* _Task brief_:
Look below and pull out each line with the word "вознаграждении".

--- START Given records ---

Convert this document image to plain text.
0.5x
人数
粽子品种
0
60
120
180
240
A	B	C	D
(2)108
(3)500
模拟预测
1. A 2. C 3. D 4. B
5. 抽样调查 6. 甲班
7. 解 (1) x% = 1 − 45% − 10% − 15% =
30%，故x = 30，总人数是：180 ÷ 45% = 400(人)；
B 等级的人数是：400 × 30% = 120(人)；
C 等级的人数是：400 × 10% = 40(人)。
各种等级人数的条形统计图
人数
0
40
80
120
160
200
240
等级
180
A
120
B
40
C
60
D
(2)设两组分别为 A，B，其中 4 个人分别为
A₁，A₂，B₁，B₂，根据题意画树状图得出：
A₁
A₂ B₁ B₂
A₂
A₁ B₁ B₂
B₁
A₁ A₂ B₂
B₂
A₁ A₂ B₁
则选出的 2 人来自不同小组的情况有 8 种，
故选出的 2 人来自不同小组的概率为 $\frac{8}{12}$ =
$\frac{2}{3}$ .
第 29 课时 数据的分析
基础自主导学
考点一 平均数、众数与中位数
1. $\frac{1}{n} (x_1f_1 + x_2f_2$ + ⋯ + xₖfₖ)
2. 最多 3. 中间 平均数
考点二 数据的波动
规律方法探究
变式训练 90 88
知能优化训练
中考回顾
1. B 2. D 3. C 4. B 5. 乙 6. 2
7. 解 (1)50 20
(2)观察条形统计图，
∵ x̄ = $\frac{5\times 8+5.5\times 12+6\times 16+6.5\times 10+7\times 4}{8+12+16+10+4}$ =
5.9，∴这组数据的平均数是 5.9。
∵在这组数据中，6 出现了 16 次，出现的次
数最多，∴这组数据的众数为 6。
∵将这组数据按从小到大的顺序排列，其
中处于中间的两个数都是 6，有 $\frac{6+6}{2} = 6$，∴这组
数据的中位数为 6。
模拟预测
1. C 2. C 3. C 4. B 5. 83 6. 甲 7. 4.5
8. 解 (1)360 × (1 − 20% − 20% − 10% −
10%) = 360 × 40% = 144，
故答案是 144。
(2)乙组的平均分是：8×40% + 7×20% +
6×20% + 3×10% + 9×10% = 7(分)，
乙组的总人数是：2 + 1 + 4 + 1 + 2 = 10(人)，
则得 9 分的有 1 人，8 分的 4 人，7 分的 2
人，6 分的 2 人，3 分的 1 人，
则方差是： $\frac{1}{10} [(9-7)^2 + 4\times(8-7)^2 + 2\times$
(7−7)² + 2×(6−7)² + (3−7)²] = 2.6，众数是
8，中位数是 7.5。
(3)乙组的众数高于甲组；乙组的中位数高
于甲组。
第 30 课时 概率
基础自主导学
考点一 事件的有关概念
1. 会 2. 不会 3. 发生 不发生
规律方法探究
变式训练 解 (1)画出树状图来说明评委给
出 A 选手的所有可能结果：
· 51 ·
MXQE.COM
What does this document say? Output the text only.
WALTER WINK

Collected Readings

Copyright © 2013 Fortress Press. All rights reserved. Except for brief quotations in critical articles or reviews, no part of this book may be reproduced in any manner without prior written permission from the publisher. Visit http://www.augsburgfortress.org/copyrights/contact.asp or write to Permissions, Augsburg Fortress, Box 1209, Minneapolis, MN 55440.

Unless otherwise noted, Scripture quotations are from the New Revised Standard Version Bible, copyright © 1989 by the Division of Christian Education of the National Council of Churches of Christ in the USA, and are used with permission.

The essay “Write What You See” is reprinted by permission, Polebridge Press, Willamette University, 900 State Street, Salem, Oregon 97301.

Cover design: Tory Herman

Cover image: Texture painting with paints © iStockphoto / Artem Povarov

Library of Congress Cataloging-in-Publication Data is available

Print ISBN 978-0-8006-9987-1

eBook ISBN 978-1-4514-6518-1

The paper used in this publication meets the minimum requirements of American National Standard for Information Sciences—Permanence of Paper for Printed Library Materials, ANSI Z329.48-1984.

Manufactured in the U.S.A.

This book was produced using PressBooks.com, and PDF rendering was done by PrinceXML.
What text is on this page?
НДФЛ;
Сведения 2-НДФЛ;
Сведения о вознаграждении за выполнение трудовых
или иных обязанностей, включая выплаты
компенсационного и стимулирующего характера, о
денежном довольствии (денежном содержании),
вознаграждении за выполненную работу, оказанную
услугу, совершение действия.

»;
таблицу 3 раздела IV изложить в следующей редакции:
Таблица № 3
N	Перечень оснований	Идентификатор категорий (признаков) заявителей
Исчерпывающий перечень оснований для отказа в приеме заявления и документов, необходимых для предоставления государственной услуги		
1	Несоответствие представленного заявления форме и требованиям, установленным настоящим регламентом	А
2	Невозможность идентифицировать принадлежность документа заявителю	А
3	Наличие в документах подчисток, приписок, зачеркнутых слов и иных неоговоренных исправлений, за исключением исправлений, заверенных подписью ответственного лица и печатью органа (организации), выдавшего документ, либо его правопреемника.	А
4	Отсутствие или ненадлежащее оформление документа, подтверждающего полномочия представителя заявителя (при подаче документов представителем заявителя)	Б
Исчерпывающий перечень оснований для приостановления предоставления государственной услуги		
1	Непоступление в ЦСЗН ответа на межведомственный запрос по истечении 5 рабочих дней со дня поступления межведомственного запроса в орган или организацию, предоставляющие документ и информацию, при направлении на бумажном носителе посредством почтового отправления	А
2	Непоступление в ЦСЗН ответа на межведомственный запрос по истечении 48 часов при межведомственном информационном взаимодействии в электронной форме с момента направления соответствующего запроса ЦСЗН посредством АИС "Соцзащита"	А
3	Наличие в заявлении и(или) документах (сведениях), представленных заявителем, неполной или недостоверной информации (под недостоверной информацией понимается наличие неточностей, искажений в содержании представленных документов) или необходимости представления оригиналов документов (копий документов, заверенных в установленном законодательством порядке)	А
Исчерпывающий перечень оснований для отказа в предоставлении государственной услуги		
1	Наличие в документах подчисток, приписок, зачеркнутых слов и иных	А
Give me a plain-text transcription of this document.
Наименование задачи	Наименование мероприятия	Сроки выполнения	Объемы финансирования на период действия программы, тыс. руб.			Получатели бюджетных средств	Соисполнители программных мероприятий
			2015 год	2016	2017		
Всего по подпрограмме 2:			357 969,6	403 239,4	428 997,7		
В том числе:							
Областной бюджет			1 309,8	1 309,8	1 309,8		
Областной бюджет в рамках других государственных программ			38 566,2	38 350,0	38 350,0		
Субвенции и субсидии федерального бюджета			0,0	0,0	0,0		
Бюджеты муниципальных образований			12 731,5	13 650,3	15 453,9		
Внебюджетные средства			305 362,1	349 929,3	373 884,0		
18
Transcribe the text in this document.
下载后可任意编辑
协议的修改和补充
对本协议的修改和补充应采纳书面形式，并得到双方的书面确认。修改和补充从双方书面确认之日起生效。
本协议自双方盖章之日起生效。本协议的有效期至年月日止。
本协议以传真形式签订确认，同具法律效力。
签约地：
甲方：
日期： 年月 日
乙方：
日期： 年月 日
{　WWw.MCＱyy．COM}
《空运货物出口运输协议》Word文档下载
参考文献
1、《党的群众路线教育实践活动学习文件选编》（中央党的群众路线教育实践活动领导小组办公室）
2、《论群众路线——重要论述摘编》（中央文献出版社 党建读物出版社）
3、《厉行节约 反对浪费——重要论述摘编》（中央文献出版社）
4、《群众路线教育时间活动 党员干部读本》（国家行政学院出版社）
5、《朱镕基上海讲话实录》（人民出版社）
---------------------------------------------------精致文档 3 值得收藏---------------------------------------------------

--- END Given records ---

* _Completed task_:
Сведения о вознаграждении за выполнение трудовых
вознаграждении за выполненную работу, оказанную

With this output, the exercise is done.